§ Work instructions: Reproduce the material below with every "rate-point" replaced by "rate-marker" and nothing else changed, leaving out the pictures.

— BEGIN Given data —

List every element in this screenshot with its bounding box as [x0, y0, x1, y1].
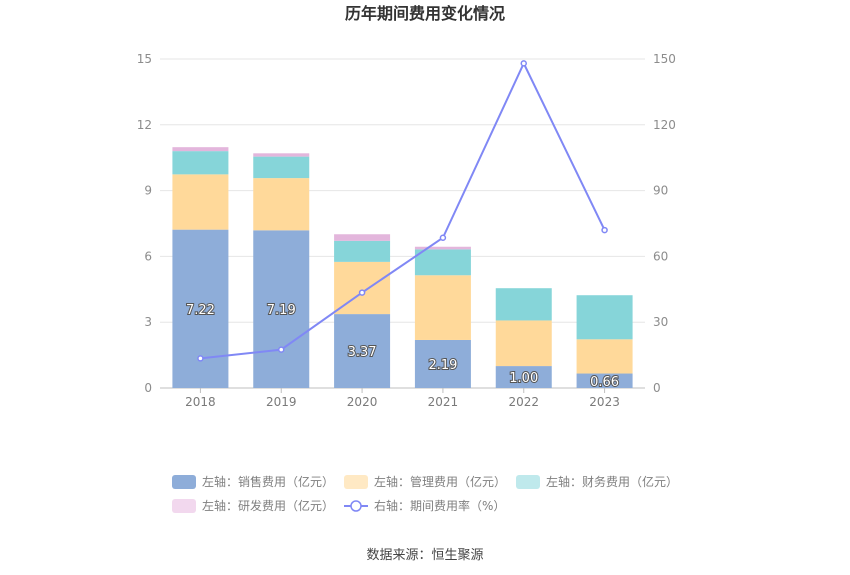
- y-right-tick-label: 120: [653, 118, 676, 132]
- rate-point: [520, 60, 527, 67]
- legend-label: 左轴：管理费用（亿元）: [374, 474, 506, 489]
- legend[interactable]: 左轴：销售费用（亿元） 左轴：管理费用（亿元） 左轴：财务费用（亿元） 左轴：研发费用…: [172, 474, 678, 513]
- bar-segment-2: [172, 174, 229, 230]
- x-tick-label: 2020: [347, 395, 378, 409]
- bar-segment-2: [414, 275, 471, 340]
- y-right-tick-label: 0: [653, 381, 661, 395]
- y-left-tick-label: 0: [144, 381, 152, 395]
- bar-segment-3: [495, 288, 552, 321]
- y-right-tick-label: 90: [653, 184, 668, 198]
- x-tick-label: 2021: [428, 395, 459, 409]
- x-tick-label: 2023: [589, 395, 620, 409]
- rate-point: [278, 346, 285, 353]
- y-left-tick-label: 3: [144, 315, 152, 329]
- y-right-tick-label: 30: [653, 315, 668, 329]
- y-left-tick-label: 9: [144, 184, 152, 198]
- bar-segment-1: [334, 314, 391, 388]
- chart-title: 历年期间费用变化情况: [345, 4, 505, 23]
- rate-line: [200, 61, 606, 360]
- bar-series: 7.22 7.19 3.37 2.19 1.00 0.66: [172, 147, 633, 391]
- rate-line-series: [197, 60, 608, 362]
- bar-segment-3: [253, 156, 310, 179]
- legend-swatch: [516, 475, 540, 489]
- legend-marker: [350, 500, 362, 512]
- bar-data-label: 2.19: [428, 358, 457, 373]
- bar-segment-1: [576, 373, 633, 388]
- bar-segment-4: [172, 147, 229, 152]
- bar-segment-2: [253, 178, 310, 231]
- bar-segment-1: [414, 339, 471, 388]
- y-left-tick-label: 6: [144, 249, 152, 263]
- x-axis: 2018 2019 2020 2021 2022 2023: [185, 388, 620, 409]
- legend-label: 右轴：期间费用率（%）: [374, 498, 505, 513]
- legend-swatch: [172, 475, 196, 489]
- bar-segment-3: [334, 240, 391, 262]
- bar-data-label: 0.66: [590, 375, 619, 390]
- rate-point: [358, 289, 366, 296]
- bar-segment-3: [414, 249, 471, 276]
- gridlines: [160, 58, 645, 389]
- y-axis-right: 0 30 60 90 120 150: [653, 52, 676, 395]
- bar-segment-2: [576, 339, 633, 374]
- bar-data-label: 7.22: [186, 303, 215, 318]
- rate-point: [197, 355, 204, 362]
- bar-data-label: 7.19: [267, 303, 296, 318]
- bar-data-label: 3.37: [348, 345, 377, 360]
- bar-segment-3: [576, 295, 633, 340]
- bar-segment-4: [334, 234, 391, 241]
- x-tick-label: 2022: [508, 395, 539, 409]
- bar-segment-1: [253, 230, 310, 388]
- y-left-tick-label: 12: [137, 118, 152, 132]
- y-axis-left: 0 3 6 9 12 15: [137, 52, 152, 395]
- x-tick-label: 2018: [185, 395, 216, 409]
- legend-label: 左轴：销售费用（亿元）: [202, 474, 334, 489]
- bar-segment-4: [414, 246, 471, 250]
- rate-point: [439, 234, 447, 242]
- x-tick-label: 2019: [266, 395, 297, 409]
- bar-segment-4: [253, 153, 310, 157]
- legend-label: 左轴：研发费用（亿元）: [202, 498, 334, 513]
- bar-data-label: 1.00: [509, 371, 538, 386]
- bar-segment-1: [495, 366, 552, 388]
- y-left-tick-label: 15: [137, 52, 152, 66]
- rate-point: [601, 226, 608, 234]
- y-right-tick-label: 150: [653, 52, 676, 66]
- legend-label: 左轴：财务费用（亿元）: [546, 474, 678, 489]
- bar-segment-3: [172, 151, 229, 175]
- data-source: 数据来源：恒生聚源: [366, 548, 483, 563]
- legend-swatch: [172, 499, 196, 513]
- legend-swatch: [344, 475, 368, 489]
- y-right-tick-label: 60: [653, 249, 668, 263]
- bar-segment-2: [495, 320, 552, 367]
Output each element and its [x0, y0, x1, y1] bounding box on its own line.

— END Given data —

§ Solved problem:
List every element in this screenshot with its bounding box as [x0, y0, x1, y1].
- y-right-tick-label: 120: [653, 118, 676, 132]
- rate-marker: [520, 60, 527, 67]
- legend-label: 左轴：管理费用（亿元）: [374, 474, 506, 489]
- legend[interactable]: 左轴：销售费用（亿元） 左轴：管理费用（亿元） 左轴：财务费用（亿元） 左轴：研发费用…: [172, 474, 678, 513]
- bar-segment-2: [172, 174, 229, 230]
- x-tick-label: 2020: [347, 395, 378, 409]
- bar-segment-2: [414, 275, 471, 340]
- y-right-tick-label: 0: [653, 381, 661, 395]
- y-left-tick-label: 0: [144, 381, 152, 395]
- bar-segment-3: [495, 288, 552, 321]
- y-right-tick-label: 90: [653, 184, 668, 198]
- x-tick-label: 2021: [428, 395, 459, 409]
- x-tick-label: 2023: [589, 395, 620, 409]
- rate-marker: [278, 346, 285, 353]
- y-left-tick-label: 3: [144, 315, 152, 329]
- y-right-tick-label: 30: [653, 315, 668, 329]
- y-left-tick-label: 9: [144, 184, 152, 198]
- bar-segment-1: [334, 314, 391, 388]
- chart-title: 历年期间费用变化情况: [345, 4, 505, 23]
- rate-line: [200, 61, 606, 360]
- bar-series: 7.22 7.19 3.37 2.19 1.00 0.66: [172, 147, 633, 391]
- rate-line-series: [197, 60, 608, 362]
- bar-segment-3: [253, 156, 310, 179]
- legend-swatch: [516, 475, 540, 489]
- legend-marker: [350, 500, 362, 512]
- bar-data-label: 2.19: [428, 358, 457, 373]
- bar-segment-1: [576, 373, 633, 388]
- bar-segment-4: [172, 147, 229, 152]
- bar-segment-2: [253, 178, 310, 231]
- bar-segment-1: [414, 339, 471, 388]
- y-left-tick-label: 6: [144, 249, 152, 263]
- x-axis: 2018 2019 2020 2021 2022 2023: [185, 388, 620, 409]
- legend-label: 右轴：期间费用率（%）: [374, 498, 505, 513]
- legend-swatch: [172, 475, 196, 489]
- bar-segment-3: [334, 240, 391, 262]
- bar-data-label: 0.66: [590, 375, 619, 390]
- rate-marker: [358, 289, 366, 296]
- bar-segment-3: [414, 249, 471, 276]
- gridlines: [160, 58, 645, 389]
- y-axis-right: 0 30 60 90 120 150: [653, 52, 676, 395]
- bar-segment-2: [576, 339, 633, 374]
- bar-data-label: 7.22: [186, 303, 215, 318]
- rate-marker: [197, 355, 204, 362]
- bar-data-label: 7.19: [267, 303, 296, 318]
- bar-data-label: 3.37: [348, 345, 377, 360]
- bar-segment-3: [576, 295, 633, 340]
- bar-segment-4: [334, 234, 391, 241]
- x-tick-label: 2022: [508, 395, 539, 409]
- bar-segment-1: [253, 230, 310, 388]
- y-left-tick-label: 12: [137, 118, 152, 132]
- y-axis-left: 0 3 6 9 12 15: [137, 52, 152, 395]
- x-tick-label: 2018: [185, 395, 216, 409]
- legend-label: 左轴：销售费用（亿元）: [202, 474, 334, 489]
- bar-segment-4: [414, 246, 471, 250]
- rate-marker: [439, 234, 447, 242]
- x-tick-label: 2019: [266, 395, 297, 409]
- bar-segment-4: [253, 153, 310, 157]
- legend-label: 左轴：研发费用（亿元）: [202, 498, 334, 513]
- bar-data-label: 1.00: [509, 371, 538, 386]
- bar-segment-1: [495, 366, 552, 388]
- y-left-tick-label: 15: [137, 52, 152, 66]
- rate-marker: [601, 226, 608, 234]
- y-right-tick-label: 150: [653, 52, 676, 66]
- legend-label: 左轴：财务费用（亿元）: [546, 474, 678, 489]
- bar-segment-3: [172, 151, 229, 175]
- data-source: 数据来源：恒生聚源: [366, 548, 483, 563]
- legend-swatch: [172, 499, 196, 513]
- legend-swatch: [344, 475, 368, 489]
- y-right-tick-label: 60: [653, 249, 668, 263]
- bar-segment-2: [495, 320, 552, 367]
Output each element and its [x0, y0, x1, y1] bounding box on its own line.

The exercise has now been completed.